Record set:
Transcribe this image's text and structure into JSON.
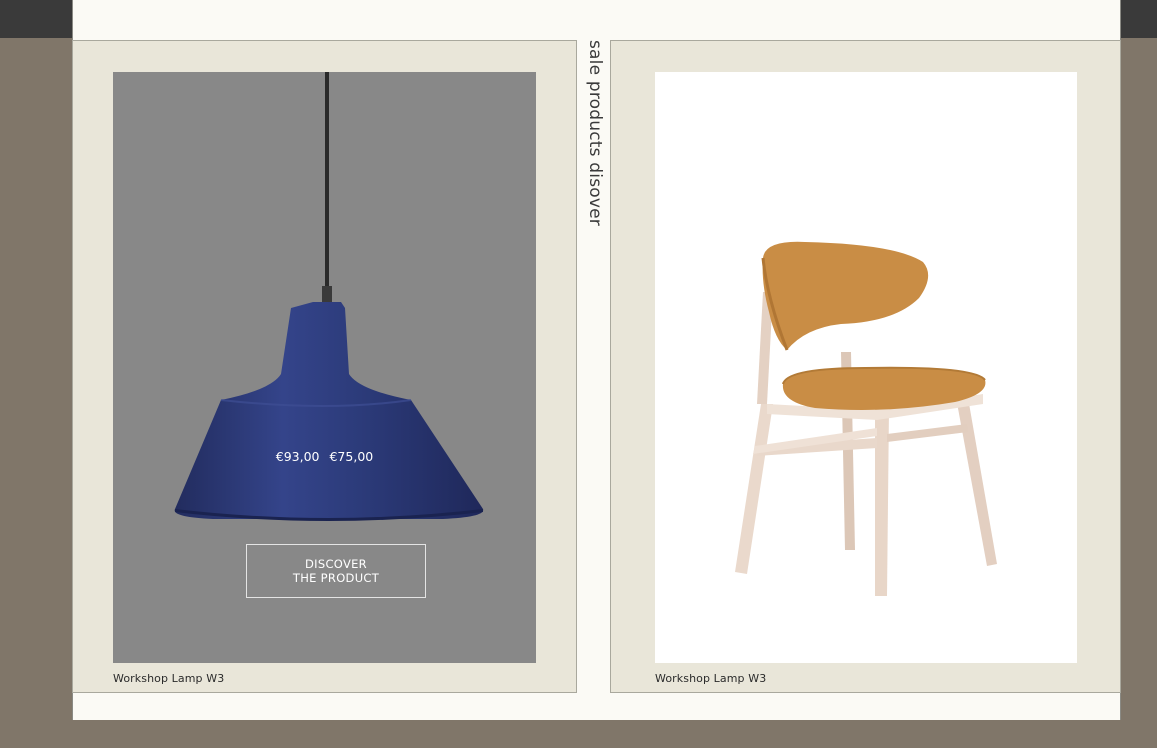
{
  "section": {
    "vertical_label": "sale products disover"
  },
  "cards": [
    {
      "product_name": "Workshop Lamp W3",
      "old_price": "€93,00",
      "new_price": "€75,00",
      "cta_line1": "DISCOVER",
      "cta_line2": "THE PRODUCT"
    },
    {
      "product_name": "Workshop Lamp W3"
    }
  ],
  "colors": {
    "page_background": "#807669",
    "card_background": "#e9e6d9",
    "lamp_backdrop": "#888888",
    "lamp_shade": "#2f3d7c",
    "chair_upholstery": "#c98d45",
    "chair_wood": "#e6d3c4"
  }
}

Exercise brief: Do not copy the pictures, but repeat every line exactly.

Result of this exercise:
Transcribe this image's text and structure into JSON.
{
  "section": {
    "vertical_label": "sale products disover"
  },
  "cards": [
    {
      "product_name": "Workshop Lamp W3",
      "old_price": "€93,00",
      "new_price": "€75,00",
      "cta_line1": "DISCOVER",
      "cta_line2": "THE PRODUCT"
    },
    {
      "product_name": "Workshop Lamp W3"
    }
  ],
  "colors": {
    "page_background": "#807669",
    "card_background": "#e9e6d9",
    "lamp_backdrop": "#888888",
    "lamp_shade": "#2f3d7c",
    "chair_upholstery": "#c98d45",
    "chair_wood": "#e6d3c4"
  }
}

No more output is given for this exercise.